START Extracted entries

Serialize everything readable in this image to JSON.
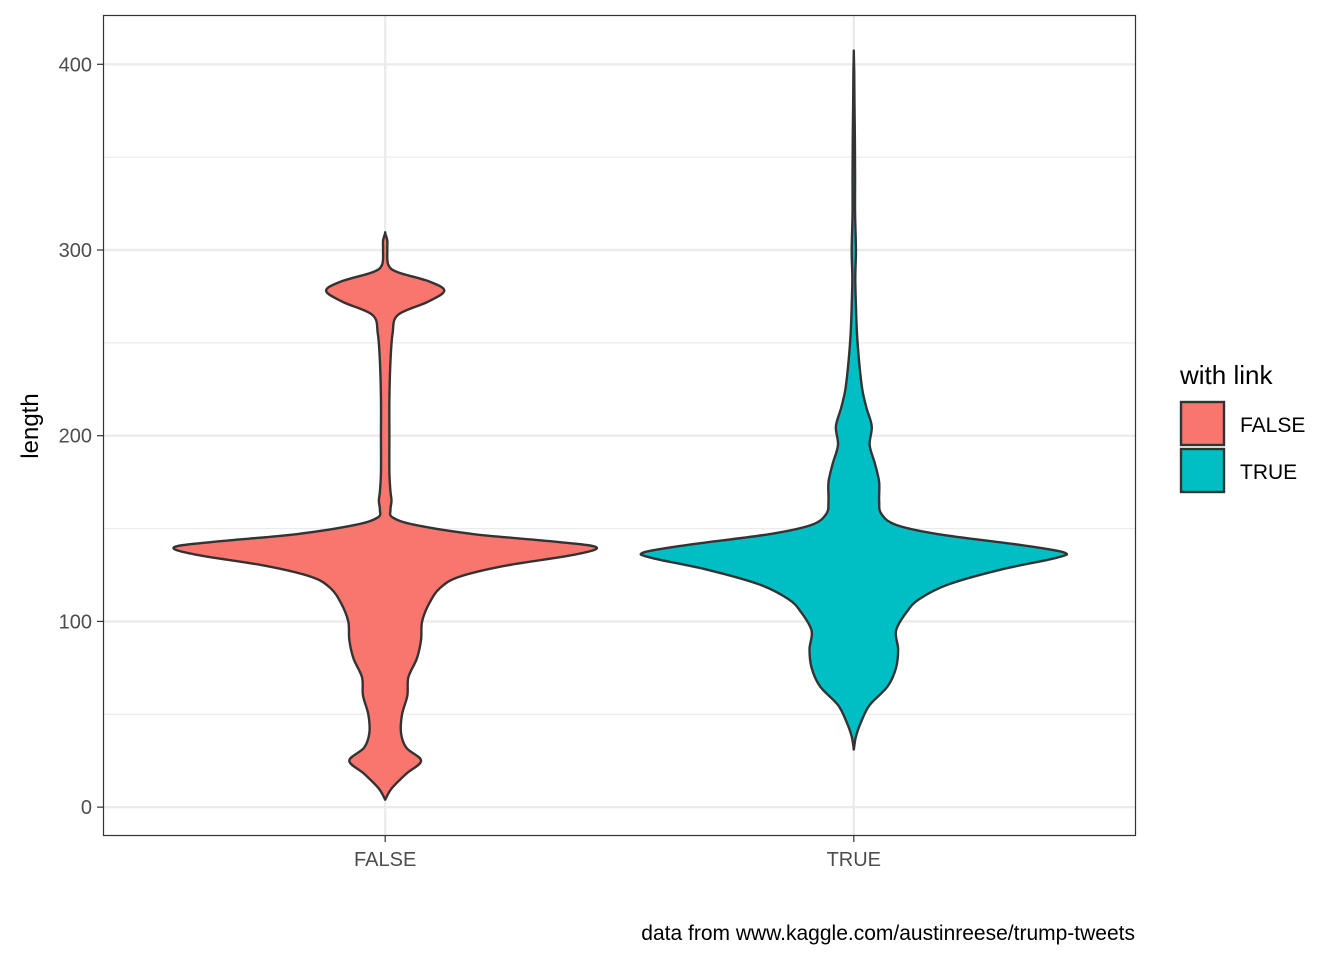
{
  "chart_data": {
    "type": "violin",
    "title": "",
    "xlabel": "",
    "ylabel": "length",
    "caption": "data from www.kaggle.com/austinreese/trump-tweets",
    "categories": [
      "FALSE",
      "TRUE"
    ],
    "ylim": [
      -15,
      426
    ],
    "y_breaks": [
      0,
      100,
      200,
      300,
      400
    ],
    "y_tick_labels": [
      "0",
      "100",
      "200",
      "300",
      "400"
    ],
    "grid": true,
    "legend": {
      "title": "with link",
      "position": "right",
      "items": [
        {
          "label": "FALSE",
          "color": "#F8766D"
        },
        {
          "label": "TRUE",
          "color": "#00BFC4"
        }
      ]
    },
    "series": [
      {
        "name": "FALSE",
        "color": "#F8766D",
        "y_min": 4,
        "y_max": 309,
        "density_profile": [
          [
            4,
            0.0
          ],
          [
            10,
            0.03
          ],
          [
            18,
            0.1
          ],
          [
            25,
            0.17
          ],
          [
            32,
            0.1
          ],
          [
            40,
            0.075
          ],
          [
            50,
            0.08
          ],
          [
            60,
            0.105
          ],
          [
            70,
            0.11
          ],
          [
            80,
            0.15
          ],
          [
            90,
            0.17
          ],
          [
            100,
            0.175
          ],
          [
            110,
            0.21
          ],
          [
            118,
            0.26
          ],
          [
            124,
            0.35
          ],
          [
            130,
            0.57
          ],
          [
            136,
            0.9
          ],
          [
            140,
            1.0
          ],
          [
            143,
            0.8
          ],
          [
            147,
            0.42
          ],
          [
            152,
            0.14
          ],
          [
            156,
            0.035
          ],
          [
            160,
            0.025
          ],
          [
            165,
            0.03
          ],
          [
            170,
            0.025
          ],
          [
            180,
            0.02
          ],
          [
            200,
            0.02
          ],
          [
            220,
            0.02
          ],
          [
            240,
            0.025
          ],
          [
            255,
            0.035
          ],
          [
            265,
            0.06
          ],
          [
            272,
            0.2
          ],
          [
            278,
            0.28
          ],
          [
            283,
            0.21
          ],
          [
            288,
            0.06
          ],
          [
            292,
            0.015
          ],
          [
            300,
            0.01
          ],
          [
            305,
            0.01
          ],
          [
            309,
            0.0
          ]
        ]
      },
      {
        "name": "TRUE",
        "color": "#00BFC4",
        "y_min": 31,
        "y_max": 406,
        "density_profile": [
          [
            31,
            0.0
          ],
          [
            38,
            0.01
          ],
          [
            46,
            0.035
          ],
          [
            55,
            0.075
          ],
          [
            65,
            0.16
          ],
          [
            75,
            0.2
          ],
          [
            85,
            0.21
          ],
          [
            95,
            0.2
          ],
          [
            105,
            0.25
          ],
          [
            112,
            0.31
          ],
          [
            120,
            0.45
          ],
          [
            128,
            0.7
          ],
          [
            134,
            0.95
          ],
          [
            137,
            1.0
          ],
          [
            141,
            0.8
          ],
          [
            147,
            0.4
          ],
          [
            152,
            0.2
          ],
          [
            158,
            0.13
          ],
          [
            165,
            0.12
          ],
          [
            175,
            0.12
          ],
          [
            185,
            0.1
          ],
          [
            195,
            0.075
          ],
          [
            205,
            0.085
          ],
          [
            215,
            0.06
          ],
          [
            225,
            0.04
          ],
          [
            240,
            0.025
          ],
          [
            255,
            0.015
          ],
          [
            270,
            0.01
          ],
          [
            285,
            0.007
          ],
          [
            300,
            0.01
          ],
          [
            320,
            0.006
          ],
          [
            340,
            0.006
          ],
          [
            360,
            0.005
          ],
          [
            380,
            0.003
          ],
          [
            395,
            0.002
          ],
          [
            406,
            0.0
          ]
        ]
      }
    ]
  }
}
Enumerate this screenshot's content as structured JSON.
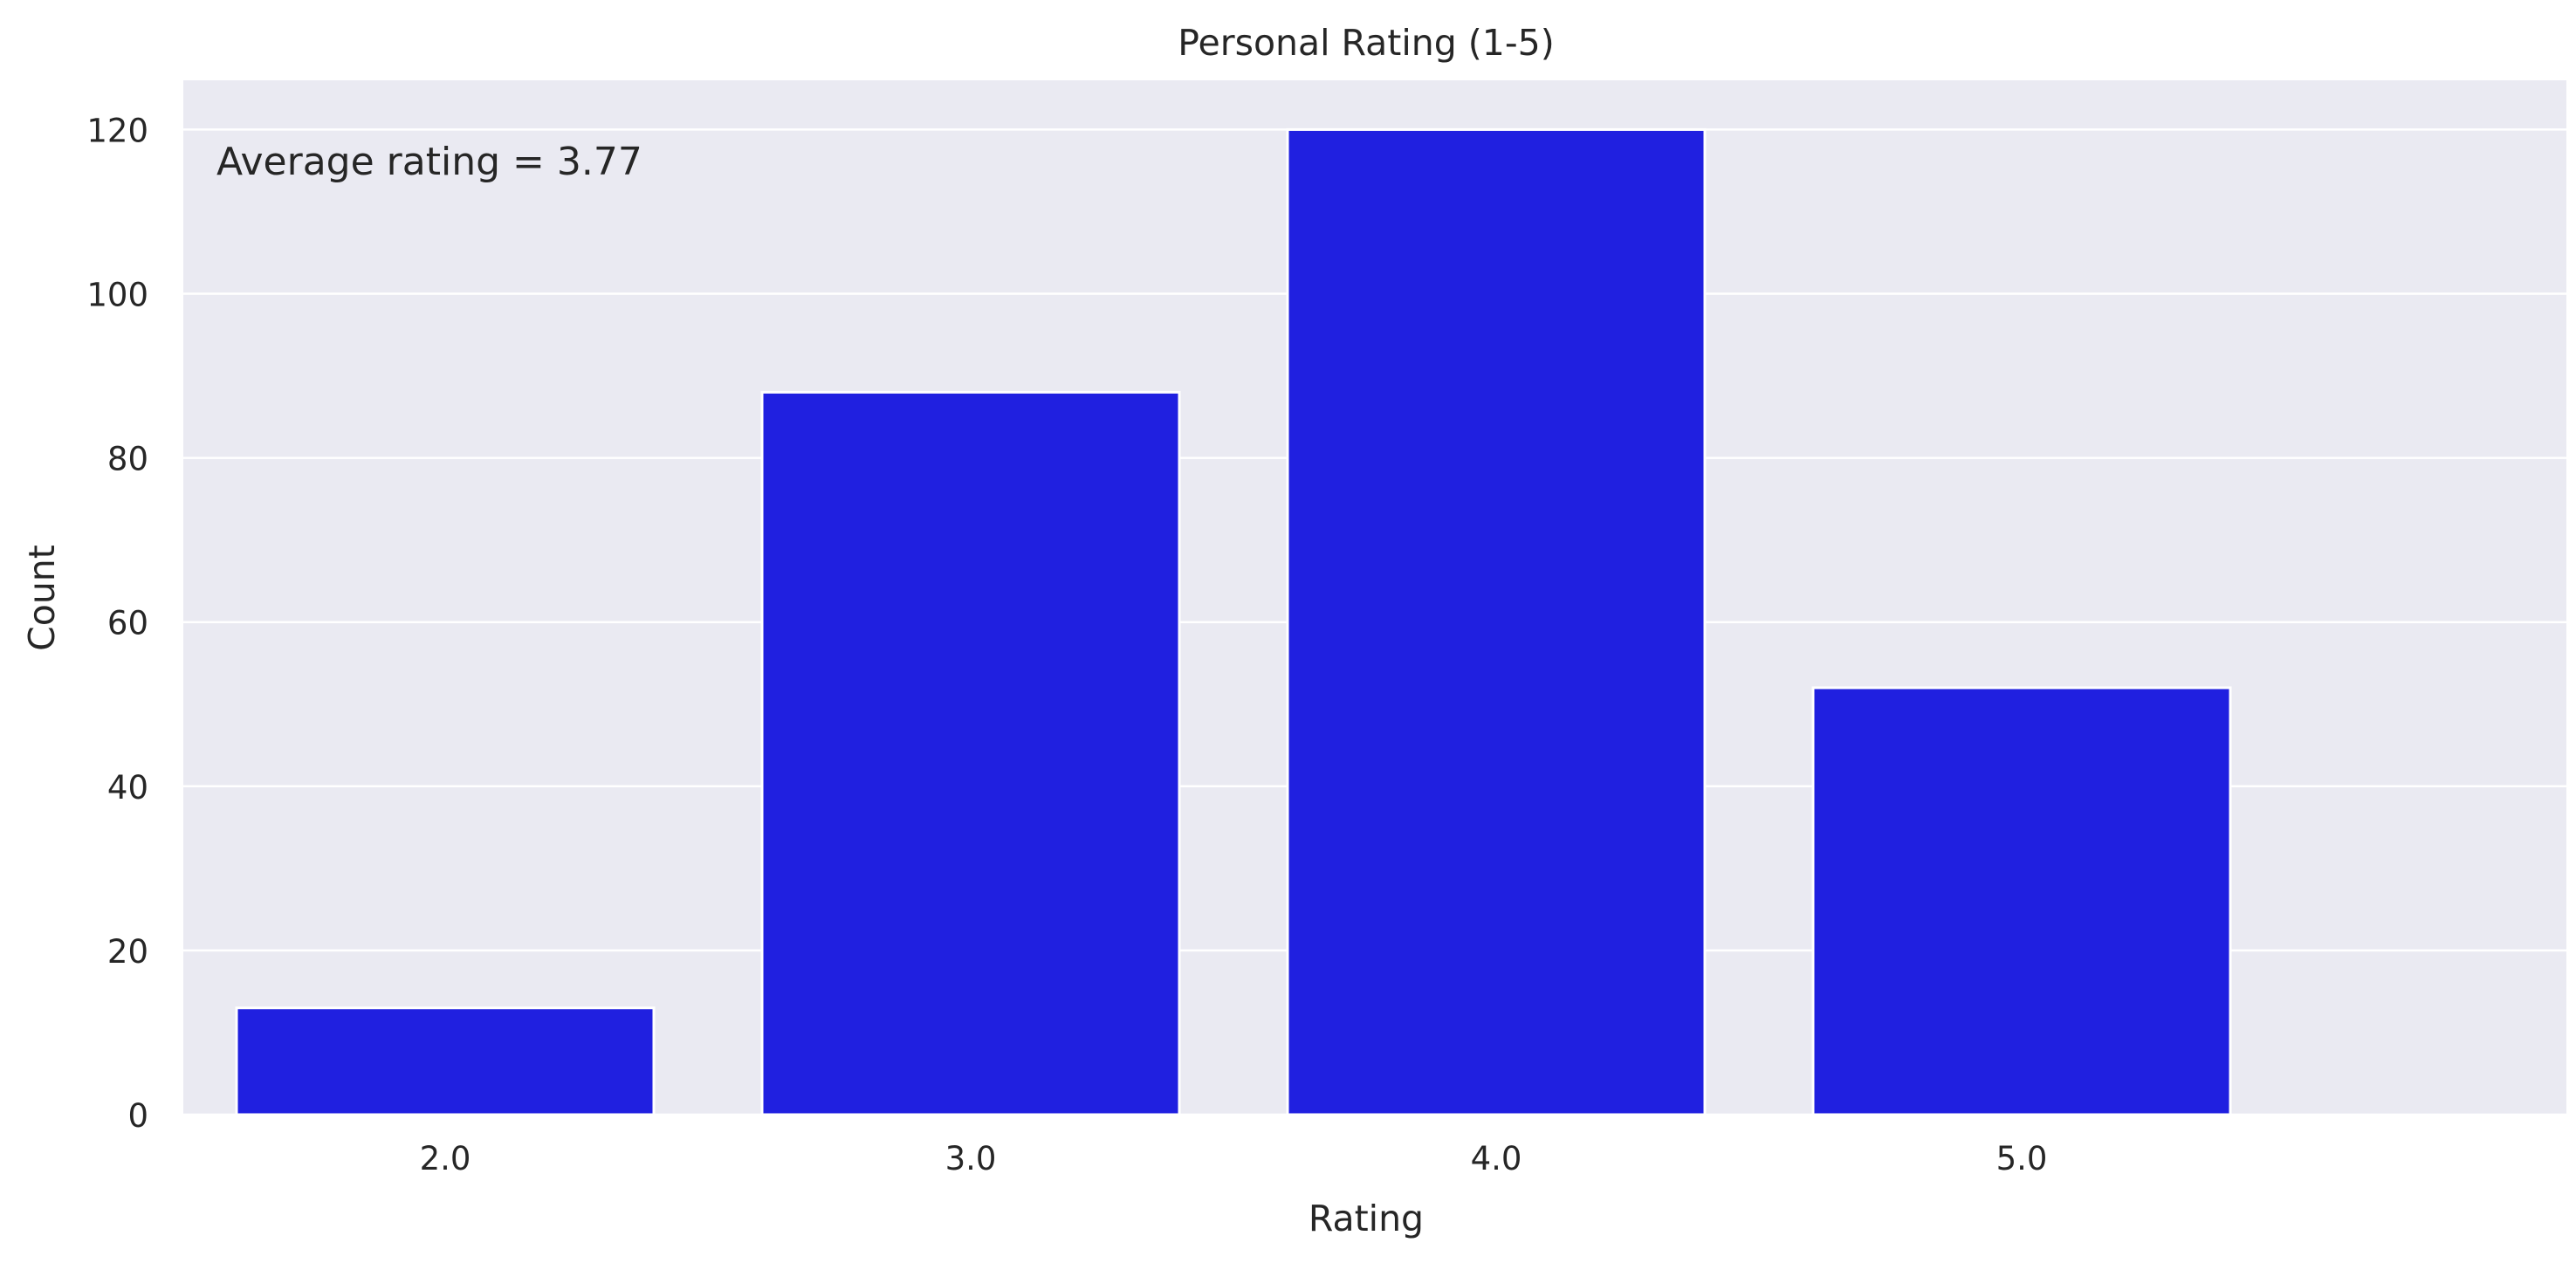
{
  "chart_data": {
    "type": "bar",
    "title": "Personal Rating (1-5)",
    "xlabel": "Rating",
    "ylabel": "Count",
    "categories": [
      "2.0",
      "3.0",
      "4.0",
      "5.0"
    ],
    "values": [
      13,
      88,
      120,
      52
    ],
    "ylim": [
      0,
      126
    ],
    "yticks": [
      0,
      20,
      40,
      60,
      80,
      100,
      120
    ],
    "grid": true,
    "annotation": "Average rating = 3.77",
    "colors": {
      "bar": "#2020e0",
      "plot_background": "#eaeaf2",
      "grid": "#ffffff",
      "text": "#262626"
    }
  }
}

END Extracted entries

Leaving the pictures aside, transcribe the entire listing exactly.

Serialize everything readable in this image to JSON.
{
  "chart_data": {
    "type": "violin",
    "title": "",
    "xlabel": "",
    "ylabel": "length",
    "caption": "data from www.kaggle.com/austinreese/trump-tweets",
    "categories": [
      "FALSE",
      "TRUE"
    ],
    "ylim": [
      -15,
      426
    ],
    "y_breaks": [
      0,
      100,
      200,
      300,
      400
    ],
    "y_tick_labels": [
      "0",
      "100",
      "200",
      "300",
      "400"
    ],
    "grid": true,
    "legend": {
      "title": "with link",
      "position": "right",
      "items": [
        {
          "label": "FALSE",
          "color": "#F8766D"
        },
        {
          "label": "TRUE",
          "color": "#00BFC4"
        }
      ]
    },
    "series": [
      {
        "name": "FALSE",
        "color": "#F8766D",
        "y_min": 4,
        "y_max": 309,
        "density_profile": [
          [
            4,
            0.0
          ],
          [
            10,
            0.03
          ],
          [
            18,
            0.1
          ],
          [
            25,
            0.17
          ],
          [
            32,
            0.1
          ],
          [
            40,
            0.075
          ],
          [
            50,
            0.08
          ],
          [
            60,
            0.105
          ],
          [
            70,
            0.11
          ],
          [
            80,
            0.15
          ],
          [
            90,
            0.17
          ],
          [
            100,
            0.175
          ],
          [
            110,
            0.21
          ],
          [
            118,
            0.26
          ],
          [
            124,
            0.35
          ],
          [
            130,
            0.57
          ],
          [
            136,
            0.9
          ],
          [
            140,
            1.0
          ],
          [
            143,
            0.8
          ],
          [
            147,
            0.42
          ],
          [
            152,
            0.14
          ],
          [
            156,
            0.035
          ],
          [
            160,
            0.025
          ],
          [
            165,
            0.03
          ],
          [
            170,
            0.025
          ],
          [
            180,
            0.02
          ],
          [
            200,
            0.02
          ],
          [
            220,
            0.02
          ],
          [
            240,
            0.025
          ],
          [
            255,
            0.035
          ],
          [
            265,
            0.06
          ],
          [
            272,
            0.2
          ],
          [
            278,
            0.28
          ],
          [
            283,
            0.21
          ],
          [
            288,
            0.06
          ],
          [
            292,
            0.015
          ],
          [
            300,
            0.01
          ],
          [
            305,
            0.01
          ],
          [
            309,
            0.0
          ]
        ]
      },
      {
        "name": "TRUE",
        "color": "#00BFC4",
        "y_min": 31,
        "y_max": 406,
        "density_profile": [
          [
            31,
            0.0
          ],
          [
            38,
            0.01
          ],
          [
            46,
            0.035
          ],
          [
            55,
            0.075
          ],
          [
            65,
            0.16
          ],
          [
            75,
            0.2
          ],
          [
            85,
            0.21
          ],
          [
            95,
            0.2
          ],
          [
            105,
            0.25
          ],
          [
            112,
            0.31
          ],
          [
            120,
            0.45
          ],
          [
            128,
            0.7
          ],
          [
            134,
            0.95
          ],
          [
            137,
            1.0
          ],
          [
            141,
            0.8
          ],
          [
            147,
            0.4
          ],
          [
            152,
            0.2
          ],
          [
            158,
            0.13
          ],
          [
            165,
            0.12
          ],
          [
            175,
            0.12
          ],
          [
            185,
            0.1
          ],
          [
            195,
            0.075
          ],
          [
            205,
            0.085
          ],
          [
            215,
            0.06
          ],
          [
            225,
            0.04
          ],
          [
            240,
            0.025
          ],
          [
            255,
            0.015
          ],
          [
            270,
            0.01
          ],
          [
            285,
            0.007
          ],
          [
            300,
            0.01
          ],
          [
            320,
            0.006
          ],
          [
            340,
            0.006
          ],
          [
            360,
            0.005
          ],
          [
            380,
            0.003
          ],
          [
            395,
            0.002
          ],
          [
            406,
            0.0
          ]
        ]
      }
    ]
  }
}
Enumerate this screenshot's content as structured JSON.
{
  "chart_data": {
    "type": "bar",
    "title": "Personal Rating (1-5)",
    "xlabel": "Rating",
    "ylabel": "Count",
    "categories": [
      "2.0",
      "3.0",
      "4.0",
      "5.0"
    ],
    "values": [
      13,
      88,
      120,
      52
    ],
    "ylim": [
      0,
      126
    ],
    "yticks": [
      0,
      20,
      40,
      60,
      80,
      100,
      120
    ],
    "grid": true,
    "annotation": "Average rating = 3.77",
    "colors": {
      "bar": "#2020e0",
      "plot_background": "#eaeaf2",
      "grid": "#ffffff",
      "text": "#262626"
    }
  }
}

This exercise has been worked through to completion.